Find the lines with "filter" in them and copy them out.

## BEGIN GIVEN DATA

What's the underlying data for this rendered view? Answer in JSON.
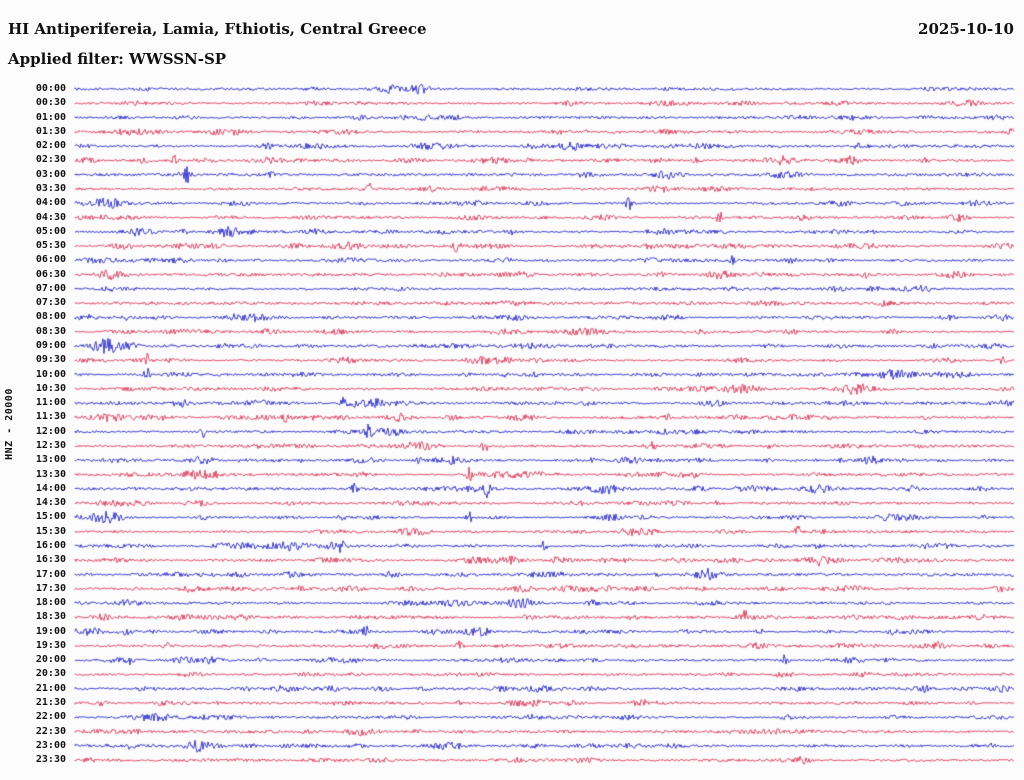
{
  "header": {
    "title": "HI Antiperifereia, Lamia, Fthiotis, Central Greece",
    "date": "2025-10-10",
    "filter_label": "Applied filter: WWSSN-SP"
  },
  "axis": {
    "channel_scale_label": "HNZ - 20000"
  },
  "chart_data": {
    "type": "line",
    "subtype": "helicorder-day-plot",
    "title": "HI Antiperifereia, Lamia, Fthiotis, Central Greece",
    "date": "2025-10-10",
    "channel": "HNZ",
    "amplitude_scale": 20000,
    "filter": "WWSSN-SP",
    "minutes_per_row": 30,
    "x_range_minutes": [
      0,
      30
    ],
    "legend": "none",
    "grid": false,
    "trace_colors": {
      "even_rows": "#0000c8",
      "odd_rows": "#dc143c"
    },
    "row_times": [
      "00:00",
      "00:30",
      "01:00",
      "01:30",
      "02:00",
      "02:30",
      "03:00",
      "03:30",
      "04:00",
      "04:30",
      "05:00",
      "05:30",
      "06:00",
      "06:30",
      "07:00",
      "07:30",
      "08:00",
      "08:30",
      "09:00",
      "09:30",
      "10:00",
      "10:30",
      "11:00",
      "11:30",
      "12:00",
      "12:30",
      "13:00",
      "13:30",
      "14:00",
      "14:30",
      "15:00",
      "15:30",
      "16:00",
      "16:30",
      "17:00",
      "17:30",
      "18:00",
      "18:30",
      "19:00",
      "19:30",
      "20:00",
      "20:30",
      "21:00",
      "21:30",
      "22:00",
      "22:30",
      "23:00",
      "23:30"
    ],
    "notable_events": [
      {
        "time": "02:30",
        "minute": 3.2,
        "amp": 6,
        "kind": "spike"
      },
      {
        "time": "03:00",
        "minute": 3.6,
        "amp": 6,
        "kind": "spike"
      },
      {
        "time": "03:30",
        "minute": 9.4,
        "amp": 5,
        "kind": "spike"
      },
      {
        "time": "04:00",
        "minute": 1.0,
        "amp": 5,
        "kind": "burst"
      },
      {
        "time": "04:00",
        "minute": 17.7,
        "amp": 8,
        "kind": "spike"
      },
      {
        "time": "04:30",
        "minute": 20.6,
        "amp": 6,
        "kind": "spike"
      },
      {
        "time": "05:00",
        "minute": 2.0,
        "amp": 4,
        "kind": "burst"
      },
      {
        "time": "05:30",
        "minute": 12.2,
        "amp": 7,
        "kind": "spike"
      },
      {
        "time": "06:00",
        "minute": 21.0,
        "amp": 5,
        "kind": "spike"
      },
      {
        "time": "06:30",
        "minute": 25.2,
        "amp": 5,
        "kind": "spike"
      },
      {
        "time": "09:00",
        "minute": 1.0,
        "amp": 6,
        "kind": "burst"
      },
      {
        "time": "09:30",
        "minute": 2.3,
        "amp": 6,
        "kind": "spike"
      },
      {
        "time": "09:30",
        "minute": 29.6,
        "amp": 6,
        "kind": "spike"
      },
      {
        "time": "10:00",
        "minute": 2.3,
        "amp": 7,
        "kind": "spike"
      },
      {
        "time": "10:30",
        "minute": 25.0,
        "amp": 5,
        "kind": "burst"
      },
      {
        "time": "11:00",
        "minute": 8.6,
        "amp": 6,
        "kind": "spike"
      },
      {
        "time": "11:30",
        "minute": 6.7,
        "amp": 5,
        "kind": "spike"
      },
      {
        "time": "12:00",
        "minute": 4.1,
        "amp": 5,
        "kind": "spike"
      },
      {
        "time": "12:00",
        "minute": 9.4,
        "amp": 7,
        "kind": "spike"
      },
      {
        "time": "12:30",
        "minute": 13.1,
        "amp": 6,
        "kind": "spike"
      },
      {
        "time": "12:30",
        "minute": 18.5,
        "amp": 5,
        "kind": "spike"
      },
      {
        "time": "13:00",
        "minute": 11.0,
        "amp": 6,
        "kind": "spike"
      },
      {
        "time": "13:30",
        "minute": 12.6,
        "amp": 7,
        "kind": "spike"
      },
      {
        "time": "14:00",
        "minute": 8.9,
        "amp": 6,
        "kind": "spike"
      },
      {
        "time": "14:00",
        "minute": 13.2,
        "amp": 8,
        "kind": "spike"
      },
      {
        "time": "15:00",
        "minute": 1.0,
        "amp": 6,
        "kind": "burst"
      },
      {
        "time": "15:00",
        "minute": 12.6,
        "amp": 5,
        "kind": "spike"
      },
      {
        "time": "15:30",
        "minute": 23.1,
        "amp": 6,
        "kind": "spike"
      },
      {
        "time": "16:00",
        "minute": 8.5,
        "amp": 5,
        "kind": "spike"
      },
      {
        "time": "16:00",
        "minute": 15.0,
        "amp": 6,
        "kind": "spike"
      },
      {
        "time": "17:30",
        "minute": 7.2,
        "amp": 5,
        "kind": "spike"
      },
      {
        "time": "18:00",
        "minute": 14.3,
        "amp": 5,
        "kind": "burst"
      },
      {
        "time": "18:30",
        "minute": 21.4,
        "amp": 6,
        "kind": "spike"
      },
      {
        "time": "19:00",
        "minute": 9.3,
        "amp": 6,
        "kind": "spike"
      },
      {
        "time": "19:30",
        "minute": 2.9,
        "amp": 5,
        "kind": "spike"
      },
      {
        "time": "19:30",
        "minute": 12.3,
        "amp": 6,
        "kind": "spike"
      },
      {
        "time": "20:00",
        "minute": 22.7,
        "amp": 7,
        "kind": "spike"
      },
      {
        "time": "23:00",
        "minute": 1.8,
        "amp": 6,
        "kind": "spike"
      }
    ]
  }
}
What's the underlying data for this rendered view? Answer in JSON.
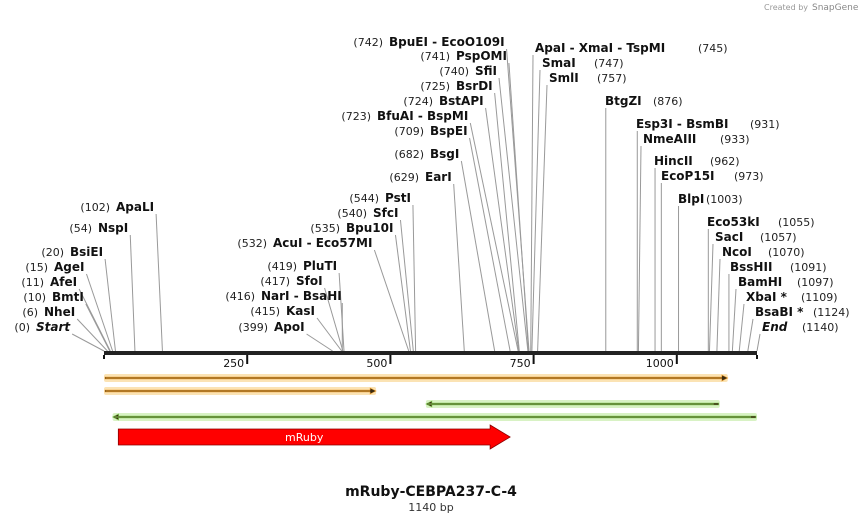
{
  "credit": {
    "text": "Created by",
    "brand": "SnapGene"
  },
  "title": "mRuby-CEBPA237-C-4",
  "length_label": "1140 bp",
  "length_bp": 1140,
  "ticks": [
    {
      "pos": 250,
      "label": "250"
    },
    {
      "pos": 500,
      "label": "500"
    },
    {
      "pos": 750,
      "label": "750"
    },
    {
      "pos": 1000,
      "label": "1000"
    }
  ],
  "sites_left": [
    {
      "pos": 0,
      "num": "(0)",
      "name": "Start",
      "italic": true
    },
    {
      "pos": 6,
      "num": "(6)",
      "name": "NheI"
    },
    {
      "pos": 10,
      "num": "(10)",
      "name": "BmtI"
    },
    {
      "pos": 11,
      "num": "(11)",
      "name": "AfeI"
    },
    {
      "pos": 15,
      "num": "(15)",
      "name": "AgeI"
    },
    {
      "pos": 20,
      "num": "(20)",
      "name": "BsiEI"
    },
    {
      "pos": 54,
      "num": "(54)",
      "name": "NspI"
    },
    {
      "pos": 102,
      "num": "(102)",
      "name": "ApaLI"
    },
    {
      "pos": 399,
      "num": "(399)",
      "name": "ApoI"
    },
    {
      "pos": 415,
      "num": "(415)",
      "name": "KasI"
    },
    {
      "pos": 416,
      "num": "(416)",
      "name": "NarI  -  BsaHI"
    },
    {
      "pos": 417,
      "num": "(417)",
      "name": "SfoI"
    },
    {
      "pos": 419,
      "num": "(419)",
      "name": "PluTI"
    },
    {
      "pos": 532,
      "num": "(532)",
      "name": "AcuI  -  Eco57MI"
    },
    {
      "pos": 535,
      "num": "(535)",
      "name": "Bpu10I"
    },
    {
      "pos": 540,
      "num": "(540)",
      "name": "SfcI"
    },
    {
      "pos": 544,
      "num": "(544)",
      "name": "PstI"
    },
    {
      "pos": 629,
      "num": "(629)",
      "name": "EarI"
    },
    {
      "pos": 682,
      "num": "(682)",
      "name": "BsgI"
    },
    {
      "pos": 709,
      "num": "(709)",
      "name": "BspEI"
    },
    {
      "pos": 723,
      "num": "(723)",
      "name": "BfuAI  -  BspMI"
    },
    {
      "pos": 724,
      "num": "(724)",
      "name": "BstAPI"
    },
    {
      "pos": 725,
      "num": "(725)",
      "name": "BsrDI"
    },
    {
      "pos": 740,
      "num": "(740)",
      "name": "SfiI"
    },
    {
      "pos": 741,
      "num": "(741)",
      "name": "PspOMI"
    },
    {
      "pos": 742,
      "num": "(742)",
      "name": "BpuEI  -  EcoO109I"
    }
  ],
  "sites_right": [
    {
      "pos": 745,
      "num": "(745)",
      "name": "ApaI  -  XmaI  -  TspMI"
    },
    {
      "pos": 747,
      "num": "(747)",
      "name": "SmaI"
    },
    {
      "pos": 757,
      "num": "(757)",
      "name": "SmlI"
    },
    {
      "pos": 876,
      "num": "(876)",
      "name": "BtgZI"
    },
    {
      "pos": 931,
      "num": "(931)",
      "name": "Esp3I  -  BsmBI"
    },
    {
      "pos": 933,
      "num": "(933)",
      "name": "NmeAIII"
    },
    {
      "pos": 962,
      "num": "(962)",
      "name": "HincII"
    },
    {
      "pos": 973,
      "num": "(973)",
      "name": "EcoP15I"
    },
    {
      "pos": 1003,
      "num": "(1003)",
      "name": "BlpI"
    },
    {
      "pos": 1055,
      "num": "(1055)",
      "name": "Eco53kI"
    },
    {
      "pos": 1057,
      "num": "(1057)",
      "name": "SacI"
    },
    {
      "pos": 1070,
      "num": "(1070)",
      "name": "NcoI"
    },
    {
      "pos": 1091,
      "num": "(1091)",
      "name": "BssHII"
    },
    {
      "pos": 1097,
      "num": "(1097)",
      "name": "BamHI"
    },
    {
      "pos": 1109,
      "num": "(1109)",
      "name": "XbaI *"
    },
    {
      "pos": 1124,
      "num": "(1124)",
      "name": "BsaBI *"
    },
    {
      "pos": 1140,
      "num": "(1140)",
      "name": "End",
      "italic": true
    }
  ],
  "features": [
    {
      "name": "orange-arrow-1",
      "start": 0,
      "end": 1089,
      "dir": "fwd",
      "color": "#f0a030",
      "fill": "#fbe3b4"
    },
    {
      "name": "orange-arrow-2",
      "start": 0,
      "end": 475,
      "dir": "fwd",
      "color": "#f0a030",
      "fill": "#fbe3b4"
    },
    {
      "name": "green-arrow-1",
      "start": 562,
      "end": 1075,
      "dir": "rev",
      "color": "#7ec850",
      "fill": "#d8f2c4"
    },
    {
      "name": "green-arrow-2",
      "start": 15,
      "end": 1140,
      "dir": "rev",
      "color": "#7ec850",
      "fill": "#d8f2c4"
    }
  ],
  "mruby": {
    "label": "mRuby",
    "start": 25,
    "end": 709,
    "color": "#ff0000"
  }
}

## END GIVEN DATA

▶ **FINAL RESULT**
    "filter_label": "Applied filter: WWSSN-SP"
    "filter": "WWSSN-SP",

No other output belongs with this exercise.